What lines in the entries hold the string "Pfam"? List them.

### [GIVEN DATA]
=======

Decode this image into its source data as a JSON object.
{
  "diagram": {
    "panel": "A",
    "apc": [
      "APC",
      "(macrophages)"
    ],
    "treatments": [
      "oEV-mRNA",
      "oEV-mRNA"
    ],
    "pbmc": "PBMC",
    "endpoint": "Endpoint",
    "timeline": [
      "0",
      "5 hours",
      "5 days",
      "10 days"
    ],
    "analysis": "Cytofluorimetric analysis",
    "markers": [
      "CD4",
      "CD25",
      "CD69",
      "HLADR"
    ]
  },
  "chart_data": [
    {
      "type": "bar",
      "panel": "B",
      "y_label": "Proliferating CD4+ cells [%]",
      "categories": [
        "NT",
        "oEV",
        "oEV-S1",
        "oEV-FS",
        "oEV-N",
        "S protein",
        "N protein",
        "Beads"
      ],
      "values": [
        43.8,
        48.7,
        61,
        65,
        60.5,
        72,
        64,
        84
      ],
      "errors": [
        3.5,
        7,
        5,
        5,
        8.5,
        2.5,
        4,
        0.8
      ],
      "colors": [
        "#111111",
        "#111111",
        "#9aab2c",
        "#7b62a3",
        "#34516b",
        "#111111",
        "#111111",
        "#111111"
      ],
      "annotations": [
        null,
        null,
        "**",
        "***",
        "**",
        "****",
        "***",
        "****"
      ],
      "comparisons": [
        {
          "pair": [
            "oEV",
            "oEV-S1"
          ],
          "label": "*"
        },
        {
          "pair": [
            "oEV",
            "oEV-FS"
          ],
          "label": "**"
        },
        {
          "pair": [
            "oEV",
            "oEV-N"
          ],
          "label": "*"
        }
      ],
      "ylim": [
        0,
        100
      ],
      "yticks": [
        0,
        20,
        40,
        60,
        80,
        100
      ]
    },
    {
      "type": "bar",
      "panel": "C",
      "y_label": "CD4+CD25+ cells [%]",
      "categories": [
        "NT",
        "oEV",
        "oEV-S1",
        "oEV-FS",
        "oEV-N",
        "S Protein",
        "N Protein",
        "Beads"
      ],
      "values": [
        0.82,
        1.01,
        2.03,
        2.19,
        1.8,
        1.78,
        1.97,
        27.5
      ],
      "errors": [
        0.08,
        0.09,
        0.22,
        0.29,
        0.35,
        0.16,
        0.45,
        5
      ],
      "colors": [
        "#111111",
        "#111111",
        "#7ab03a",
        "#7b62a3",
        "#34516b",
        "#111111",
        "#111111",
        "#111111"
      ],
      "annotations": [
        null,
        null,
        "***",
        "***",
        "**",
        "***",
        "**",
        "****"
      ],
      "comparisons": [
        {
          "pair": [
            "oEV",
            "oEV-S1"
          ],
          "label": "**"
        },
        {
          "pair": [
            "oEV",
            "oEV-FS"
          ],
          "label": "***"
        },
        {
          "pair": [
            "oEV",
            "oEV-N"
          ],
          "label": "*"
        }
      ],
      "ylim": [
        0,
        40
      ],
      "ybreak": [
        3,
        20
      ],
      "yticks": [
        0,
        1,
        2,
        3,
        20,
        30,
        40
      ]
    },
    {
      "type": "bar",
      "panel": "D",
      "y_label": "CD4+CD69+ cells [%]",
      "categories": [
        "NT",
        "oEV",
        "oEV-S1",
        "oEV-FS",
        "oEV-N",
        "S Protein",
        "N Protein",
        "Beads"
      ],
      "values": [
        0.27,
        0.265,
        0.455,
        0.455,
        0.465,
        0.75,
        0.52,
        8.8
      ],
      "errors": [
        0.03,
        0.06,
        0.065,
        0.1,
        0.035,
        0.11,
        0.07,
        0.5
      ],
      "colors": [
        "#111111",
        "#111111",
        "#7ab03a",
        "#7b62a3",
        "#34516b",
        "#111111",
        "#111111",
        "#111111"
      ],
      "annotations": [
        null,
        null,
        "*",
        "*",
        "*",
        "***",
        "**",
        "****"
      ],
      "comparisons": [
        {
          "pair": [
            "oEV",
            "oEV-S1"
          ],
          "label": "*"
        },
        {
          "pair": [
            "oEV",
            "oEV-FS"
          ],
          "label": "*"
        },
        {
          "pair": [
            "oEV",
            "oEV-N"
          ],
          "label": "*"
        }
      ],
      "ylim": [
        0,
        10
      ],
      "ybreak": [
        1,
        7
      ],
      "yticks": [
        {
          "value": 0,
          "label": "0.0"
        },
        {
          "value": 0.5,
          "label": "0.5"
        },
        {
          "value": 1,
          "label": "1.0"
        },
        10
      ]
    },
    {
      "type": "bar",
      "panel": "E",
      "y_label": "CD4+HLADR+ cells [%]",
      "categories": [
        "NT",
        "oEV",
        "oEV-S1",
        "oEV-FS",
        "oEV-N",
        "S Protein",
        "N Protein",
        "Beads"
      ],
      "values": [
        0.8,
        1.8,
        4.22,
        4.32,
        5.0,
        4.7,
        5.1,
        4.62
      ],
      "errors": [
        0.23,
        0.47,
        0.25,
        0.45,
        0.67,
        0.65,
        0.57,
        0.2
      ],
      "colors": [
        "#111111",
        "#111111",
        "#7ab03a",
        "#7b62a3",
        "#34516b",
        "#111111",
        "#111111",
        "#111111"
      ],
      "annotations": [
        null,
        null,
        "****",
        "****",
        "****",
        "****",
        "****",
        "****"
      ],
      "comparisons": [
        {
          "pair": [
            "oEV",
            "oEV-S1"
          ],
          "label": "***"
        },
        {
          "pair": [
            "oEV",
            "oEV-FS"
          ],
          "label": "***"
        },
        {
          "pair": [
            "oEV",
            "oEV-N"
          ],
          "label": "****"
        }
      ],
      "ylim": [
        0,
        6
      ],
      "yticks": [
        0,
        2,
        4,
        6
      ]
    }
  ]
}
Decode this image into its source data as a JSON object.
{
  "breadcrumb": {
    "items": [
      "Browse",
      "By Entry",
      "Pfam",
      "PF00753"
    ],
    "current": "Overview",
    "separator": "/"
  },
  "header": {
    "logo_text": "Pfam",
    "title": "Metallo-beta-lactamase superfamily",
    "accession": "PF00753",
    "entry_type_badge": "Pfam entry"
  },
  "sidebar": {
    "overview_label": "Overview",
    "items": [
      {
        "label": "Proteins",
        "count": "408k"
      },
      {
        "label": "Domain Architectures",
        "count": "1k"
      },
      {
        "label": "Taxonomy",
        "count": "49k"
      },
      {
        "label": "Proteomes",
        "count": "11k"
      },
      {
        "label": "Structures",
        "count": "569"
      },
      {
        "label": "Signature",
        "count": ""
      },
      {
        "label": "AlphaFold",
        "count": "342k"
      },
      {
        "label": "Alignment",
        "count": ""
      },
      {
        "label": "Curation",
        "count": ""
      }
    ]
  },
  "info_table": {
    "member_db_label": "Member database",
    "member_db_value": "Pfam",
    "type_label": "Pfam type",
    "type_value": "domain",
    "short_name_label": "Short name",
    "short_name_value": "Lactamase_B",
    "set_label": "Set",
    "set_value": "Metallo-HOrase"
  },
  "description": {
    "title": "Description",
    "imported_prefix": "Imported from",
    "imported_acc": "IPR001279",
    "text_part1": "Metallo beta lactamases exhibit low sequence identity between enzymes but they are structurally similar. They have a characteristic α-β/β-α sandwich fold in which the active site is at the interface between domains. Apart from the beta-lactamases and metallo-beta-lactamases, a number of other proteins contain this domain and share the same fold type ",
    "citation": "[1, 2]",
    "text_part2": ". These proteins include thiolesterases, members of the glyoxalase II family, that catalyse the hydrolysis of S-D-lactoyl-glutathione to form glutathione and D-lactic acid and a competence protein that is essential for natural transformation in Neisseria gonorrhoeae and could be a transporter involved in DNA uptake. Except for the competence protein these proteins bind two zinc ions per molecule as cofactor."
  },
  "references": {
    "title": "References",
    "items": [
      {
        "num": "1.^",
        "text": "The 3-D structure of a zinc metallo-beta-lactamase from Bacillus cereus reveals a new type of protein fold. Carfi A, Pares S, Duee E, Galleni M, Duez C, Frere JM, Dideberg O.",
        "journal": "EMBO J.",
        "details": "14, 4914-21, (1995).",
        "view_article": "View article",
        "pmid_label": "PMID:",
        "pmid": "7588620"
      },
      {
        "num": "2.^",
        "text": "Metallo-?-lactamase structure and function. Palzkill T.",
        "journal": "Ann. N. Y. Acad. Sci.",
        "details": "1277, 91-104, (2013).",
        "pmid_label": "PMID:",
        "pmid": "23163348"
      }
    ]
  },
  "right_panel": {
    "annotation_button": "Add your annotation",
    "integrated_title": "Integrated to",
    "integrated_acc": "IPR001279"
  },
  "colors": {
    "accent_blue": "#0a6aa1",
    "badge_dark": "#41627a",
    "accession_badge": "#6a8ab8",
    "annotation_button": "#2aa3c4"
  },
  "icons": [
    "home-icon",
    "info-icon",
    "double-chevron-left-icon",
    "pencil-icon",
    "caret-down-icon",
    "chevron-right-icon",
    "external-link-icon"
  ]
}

=======

### [EXERCISE SOLUTION]
      "Pfam",
    "logo_text": "Pfam",
    "entry_type_badge": "Pfam entry"
    "member_db_value": "Pfam",
    "type_label": "Pfam type",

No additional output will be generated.